### Your goal
Pictures aside, write out every record exactly as it appears.

### Task inputs
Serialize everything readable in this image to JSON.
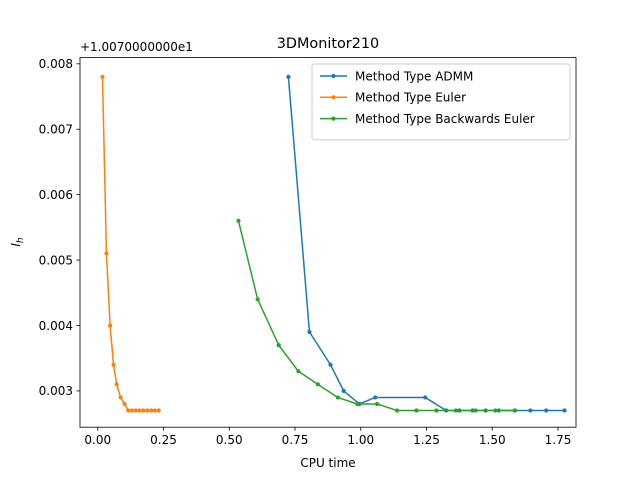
{
  "chart_data": {
    "type": "line",
    "title": "3DMonitor210",
    "xlabel": "CPU time",
    "ylabel": "I_h",
    "ylabel_main": "I",
    "ylabel_sub": "h",
    "offset_text": "+1.0070000000e1",
    "xlim": [
      -0.0675,
      1.8185
    ],
    "ylim": [
      0.002445,
      0.008095
    ],
    "xticks": [
      0.0,
      0.25,
      0.5,
      0.75,
      1.0,
      1.25,
      1.5,
      1.75
    ],
    "xtick_labels": [
      "0.00",
      "0.25",
      "0.50",
      "0.75",
      "1.00",
      "1.25",
      "1.50",
      "1.75"
    ],
    "yticks": [
      0.003,
      0.004,
      0.005,
      0.006,
      0.007,
      0.008
    ],
    "ytick_labels": [
      "0.003",
      "0.004",
      "0.005",
      "0.006",
      "0.007",
      "0.008"
    ],
    "grid": false,
    "legend_position": "top-right",
    "series": [
      {
        "name": "Method Type ADMM",
        "color": "#1f77b4",
        "x": [
          0.725,
          0.805,
          0.885,
          0.935,
          0.995,
          1.055,
          1.245,
          1.325,
          1.375,
          1.425,
          1.475,
          1.525,
          1.585,
          1.645,
          1.705,
          1.775
        ],
        "y": [
          0.0078,
          0.0039,
          0.0034,
          0.003,
          0.0028,
          0.0029,
          0.0029,
          0.0027,
          0.0027,
          0.0027,
          0.0027,
          0.0027,
          0.0027,
          0.0027,
          0.0027,
          0.0027
        ]
      },
      {
        "name": "Method Type Euler",
        "color": "#ff7f0e",
        "x": [
          0.018,
          0.033,
          0.047,
          0.06,
          0.072,
          0.087,
          0.102,
          0.116,
          0.13,
          0.145,
          0.159,
          0.173,
          0.188,
          0.203,
          0.217,
          0.232
        ],
        "y": [
          0.0078,
          0.0051,
          0.004,
          0.0034,
          0.0031,
          0.0029,
          0.0028,
          0.0027,
          0.0027,
          0.0027,
          0.0027,
          0.0027,
          0.0027,
          0.0027,
          0.0027,
          0.0027
        ]
      },
      {
        "name": "Method Type Backwards Euler",
        "color": "#2ca02c",
        "x": [
          0.535,
          0.608,
          0.688,
          0.763,
          0.837,
          0.913,
          0.987,
          1.062,
          1.138,
          1.212,
          1.288,
          1.362,
          1.437,
          1.512,
          1.587
        ],
        "y": [
          0.0056,
          0.0044,
          0.0037,
          0.0033,
          0.0031,
          0.0029,
          0.0028,
          0.0028,
          0.0027,
          0.0027,
          0.0027,
          0.0027,
          0.0027,
          0.0027,
          0.0027
        ]
      }
    ]
  }
}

### Response
Serialize everything readable in this image to JSON.
{
  "chart_data": {
    "type": "line",
    "title": "3DMonitor210",
    "xlabel": "CPU time",
    "ylabel": "I_h",
    "ylabel_main": "I",
    "ylabel_sub": "h",
    "offset_text": "+1.0070000000e1",
    "xlim": [
      -0.0675,
      1.8185
    ],
    "ylim": [
      0.002445,
      0.008095
    ],
    "xticks": [
      0.0,
      0.25,
      0.5,
      0.75,
      1.0,
      1.25,
      1.5,
      1.75
    ],
    "xtick_labels": [
      "0.00",
      "0.25",
      "0.50",
      "0.75",
      "1.00",
      "1.25",
      "1.50",
      "1.75"
    ],
    "yticks": [
      0.003,
      0.004,
      0.005,
      0.006,
      0.007,
      0.008
    ],
    "ytick_labels": [
      "0.003",
      "0.004",
      "0.005",
      "0.006",
      "0.007",
      "0.008"
    ],
    "grid": false,
    "legend_position": "top-right",
    "series": [
      {
        "name": "Method Type ADMM",
        "color": "#1f77b4",
        "x": [
          0.725,
          0.805,
          0.885,
          0.935,
          0.995,
          1.055,
          1.245,
          1.325,
          1.375,
          1.425,
          1.475,
          1.525,
          1.585,
          1.645,
          1.705,
          1.775
        ],
        "y": [
          0.0078,
          0.0039,
          0.0034,
          0.003,
          0.0028,
          0.0029,
          0.0029,
          0.0027,
          0.0027,
          0.0027,
          0.0027,
          0.0027,
          0.0027,
          0.0027,
          0.0027,
          0.0027
        ]
      },
      {
        "name": "Method Type Euler",
        "color": "#ff7f0e",
        "x": [
          0.018,
          0.033,
          0.047,
          0.06,
          0.072,
          0.087,
          0.102,
          0.116,
          0.13,
          0.145,
          0.159,
          0.173,
          0.188,
          0.203,
          0.217,
          0.232
        ],
        "y": [
          0.0078,
          0.0051,
          0.004,
          0.0034,
          0.0031,
          0.0029,
          0.0028,
          0.0027,
          0.0027,
          0.0027,
          0.0027,
          0.0027,
          0.0027,
          0.0027,
          0.0027,
          0.0027
        ]
      },
      {
        "name": "Method Type Backwards Euler",
        "color": "#2ca02c",
        "x": [
          0.535,
          0.608,
          0.688,
          0.763,
          0.837,
          0.913,
          0.987,
          1.062,
          1.138,
          1.212,
          1.288,
          1.362,
          1.437,
          1.512,
          1.587
        ],
        "y": [
          0.0056,
          0.0044,
          0.0037,
          0.0033,
          0.0031,
          0.0029,
          0.0028,
          0.0028,
          0.0027,
          0.0027,
          0.0027,
          0.0027,
          0.0027,
          0.0027,
          0.0027
        ]
      }
    ]
  }
}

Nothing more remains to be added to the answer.